[start]

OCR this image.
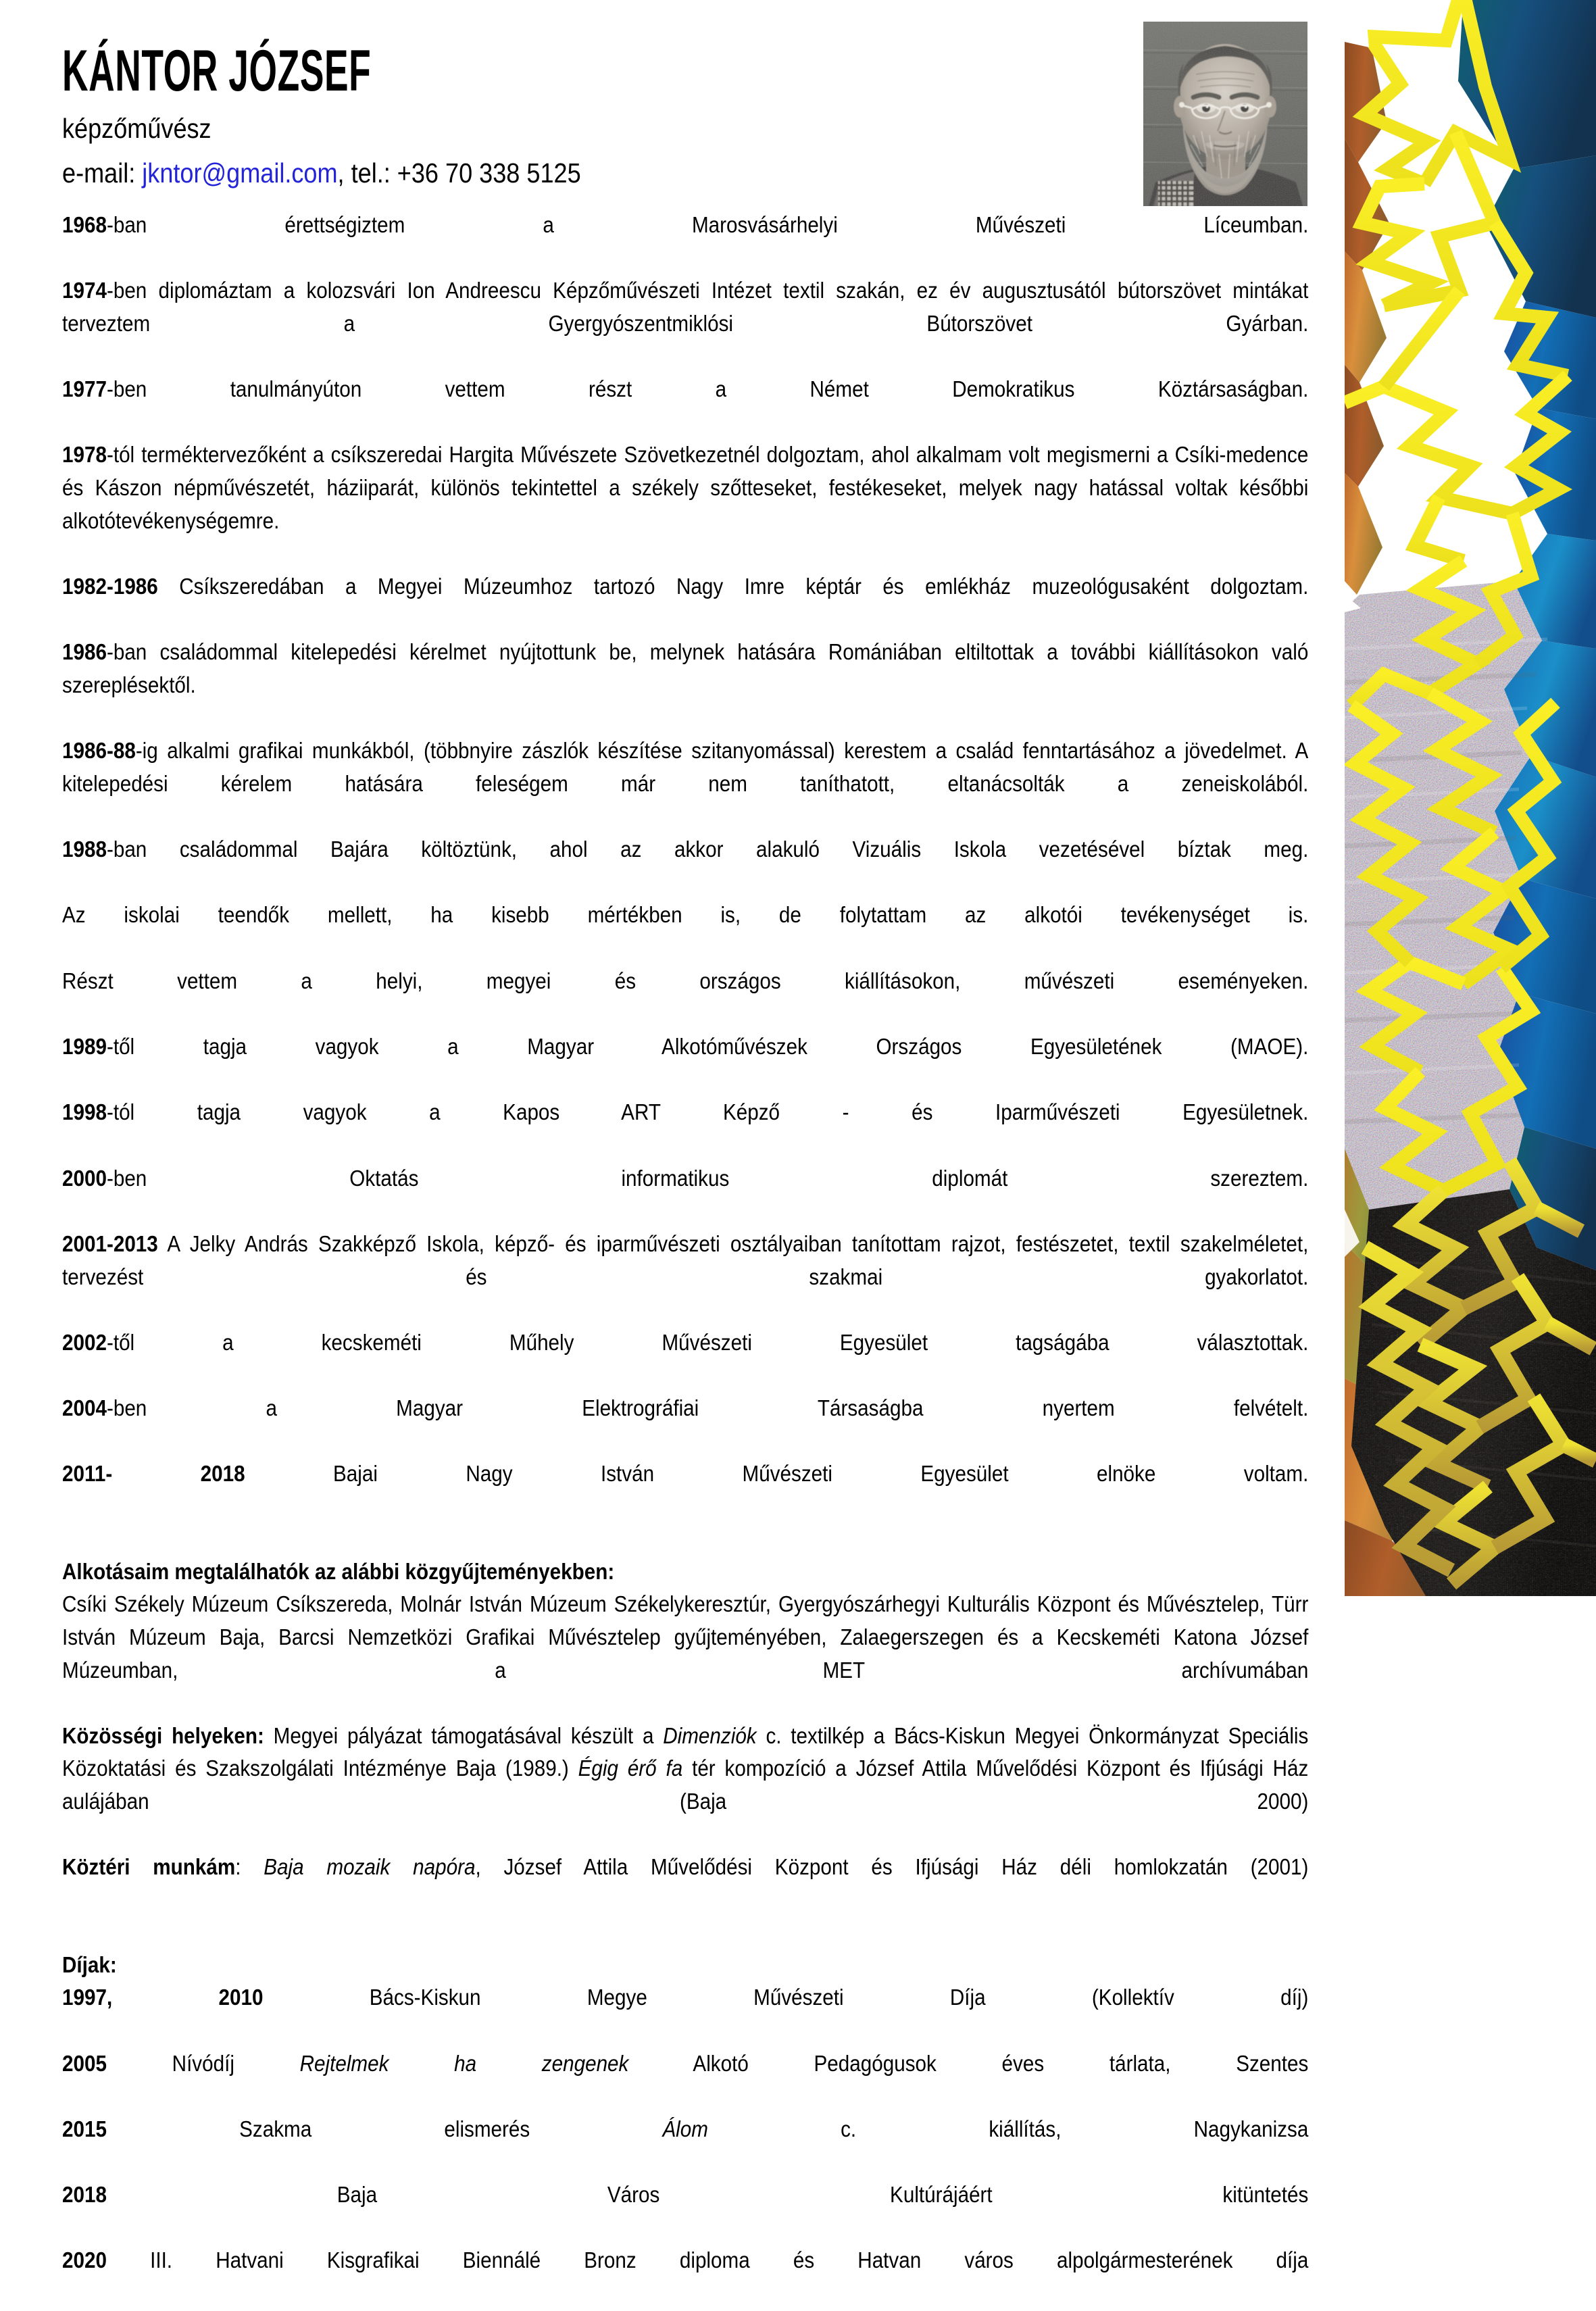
KÁNTOR JÓZSEF
képzőművész
e-mail: jkntor@gmail.com, tel.: +36 70 338 5125
1968-ban érettségiztem a Marosvásárhelyi Művészeti Líceumban.
1974-ben diplomáztam a kolozsvári Ion Andreescu Képzőművészeti Intézet textil szakán, ez év augusztusától bútorszövet mintákat terveztem a Gyergyószentmiklósi Bútorszövet Gyárban.
1977-ben tanulmányúton vettem részt a Német Demokratikus Köztársaságban.
1978-tól terméktervezőként a csíkszeredai Hargita Művészete Szövetkezetnél dolgoztam, ahol alkalmam volt megismerni a Csíki-medence és Kászon népművészetét, háziiparát, különös tekintettel a székely szőtteseket, festékeseket, melyek nagy hatással voltak későbbi alkotótevékenységemre.
1982-1986 Csíkszeredában a Megyei Múzeumhoz tartozó Nagy Imre képtár és emlékház muzeológusaként dolgoztam.
1986-ban családommal kitelepedési kérelmet nyújtottunk be, melynek hatására Romániában eltiltottak a további kiállításokon való szereplésektől.
1986-88-ig alkalmi grafikai munkákból, (többnyire zászlók készítése szitanyomással) kerestem a család fenntartásához a jövedelmet. A kitelepedési kérelem hatására feleségem már nem taníthatott, eltanácsolták a zeneiskolából.
1988-ban családommal Bajára költöztünk, ahol az akkor alakuló Vizuális Iskola vezetésével bíztak meg.
Az iskolai teendők mellett, ha kisebb mértékben is, de folytattam az alkotói tevékenységet is.
Részt vettem a helyi, megyei és országos kiállításokon, művészeti eseményeken.
1989-től tagja vagyok a Magyar Alkotóművészek Országos Egyesületének (MAOE).
1998-tól tagja vagyok a Kapos ART Képző - és Iparművészeti Egyesületnek.
2000-ben Oktatás informatikus diplomát szereztem.
2001-2013 A Jelky András Szakképző Iskola, képző- és iparművészeti osztályaiban tanítottam rajzot, festészetet, textil szakelméletet, tervezést és szakmai gyakorlatot.
2002-től a kecskeméti Műhely Művészeti Egyesület tagságába választottak.
2004-ben a Magyar Elektrográfiai Társaságba nyertem felvételt.
2011- 2018 Bajai Nagy István Művészeti Egyesület elnöke voltam.
Alkotásaim megtalálhatók az alábbi közgyűjteményekben:
Csíki Székely Múzeum Csíkszereda, Molnár István Múzeum Székelykeresztúr, Gyergyószárhegyi Kulturális Központ és Művésztelep, Türr István Múzeum Baja, Barcsi Nemzetközi Grafikai Művésztelep gyűjteményében, Zalaegerszegen és a Kecskeméti Katona József Múzeumban, a MET archívumában
Közösségi helyeken: Megyei pályázat támogatásával készült a Dimenziók c. textilkép a Bács-Kiskun Megyei Önkormányzat Speciális Közoktatási és Szakszolgálati Intézménye Baja (1989.) Égig érő fa tér kompozíció a József Attila Művelődési Központ és Ifjúsági Ház aulájában (Baja 2000)
Köztéri munkám: Baja mozaik napóra, József Attila Művelődési Központ és Ifjúsági Ház déli homlokzatán (2001)
Díjak:
1997, 2010 Bács-Kiskun Megye Művészeti Díja (Kollektív díj)
2005 Nívódíj Rejtelmek ha zengenek Alkotó Pedagógusok éves tárlata, Szentes
2015 Szakma elismerés Álom c. kiállítás, Nagykanizsa
2018 Baja Város Kultúrájáért kitüntetés
2020 III. Hatvani Kisgrafikai Biennálé Bronz diploma és Hatvan város alpolgármesterének díja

[end]

* **What you are asked to do**
Copy out each line exactly, without the pictures.

* **Complete response**
OCR this image.
KÁNTOR JÓZSEF
képzőművész
e-mail: jkntor@gmail.com, tel.: +36 70 338 5125
1968-ban érettségiztem a Marosvásárhelyi Művészeti Líceumban.
1974-ben diplomáztam a kolozsvári Ion Andreescu Képzőművészeti Intézet textil szakán, ez év augusztusától bútorszövet mintákat terveztem a Gyergyószentmiklósi Bútorszövet Gyárban.
1977-ben tanulmányúton vettem részt a Német Demokratikus Köztársaságban.
1978-tól terméktervezőként a csíkszeredai Hargita Művészete Szövetkezetnél dolgoztam, ahol alkalmam volt megismerni a Csíki-medence és Kászon népművészetét, háziiparát, különös tekintettel a székely szőtteseket, festékeseket, melyek nagy hatással voltak későbbi alkotótevékenységemre.
1982-1986 Csíkszeredában a Megyei Múzeumhoz tartozó Nagy Imre képtár és emlékház muzeológusaként dolgoztam.
1986-ban családommal kitelepedési kérelmet nyújtottunk be, melynek hatására Romániában eltiltottak a további kiállításokon való szereplésektől.
1986-88-ig alkalmi grafikai munkákból, (többnyire zászlók készítése szitanyomással) kerestem a család fenntartásához a jövedelmet. A kitelepedési kérelem hatására feleségem már nem taníthatott, eltanácsolták a zeneiskolából.
1988-ban családommal Bajára költöztünk, ahol az akkor alakuló Vizuális Iskola vezetésével bíztak meg.
Az iskolai teendők mellett, ha kisebb mértékben is, de folytattam az alkotói tevékenységet is.
Részt vettem a helyi, megyei és országos kiállításokon, művészeti eseményeken.
1989-től tagja vagyok a Magyar Alkotóművészek Országos Egyesületének (MAOE).
1998-tól tagja vagyok a Kapos ART Képző - és Iparművészeti Egyesületnek.
2000-ben Oktatás informatikus diplomát szereztem.
2001-2013 A Jelky András Szakképző Iskola, képző- és iparművészeti osztályaiban tanítottam rajzot, festészetet, textil szakelméletet, tervezést és szakmai gyakorlatot.
2002-től a kecskeméti Műhely Művészeti Egyesület tagságába választottak.
2004-ben a Magyar Elektrográfiai Társaságba nyertem felvételt.
2011- 2018 Bajai Nagy István Művészeti Egyesület elnöke voltam.
Alkotásaim megtalálhatók az alábbi közgyűjteményekben:
Csíki Székely Múzeum Csíkszereda, Molnár István Múzeum Székelykeresztúr, Gyergyószárhegyi Kulturális Központ és Művésztelep, Türr István Múzeum Baja, Barcsi Nemzetközi Grafikai Művésztelep gyűjteményében, Zalaegerszegen és a Kecskeméti Katona József Múzeumban, a MET archívumában
Közösségi helyeken: Megyei pályázat támogatásával készült a Dimenziók c. textilkép a Bács-Kiskun Megyei Önkormányzat Speciális Közoktatási és Szakszolgálati Intézménye Baja (1989.) Égig érő fa tér kompozíció a József Attila Művelődési Központ és Ifjúsági Ház aulájában (Baja 2000)
Köztéri munkám: Baja mozaik napóra, József Attila Művelődési Központ és Ifjúsági Ház déli homlokzatán (2001)
Díjak:
1997, 2010 Bács-Kiskun Megye Művészeti Díja (Kollektív díj)
2005 Nívódíj Rejtelmek ha zengenek Alkotó Pedagógusok éves tárlata, Szentes
2015 Szakma elismerés Álom c. kiállítás, Nagykanizsa
2018 Baja Város Kultúrájáért kitüntetés
2020 III. Hatvani Kisgrafikai Biennálé Bronz diploma és Hatvan város alpolgármesterének díja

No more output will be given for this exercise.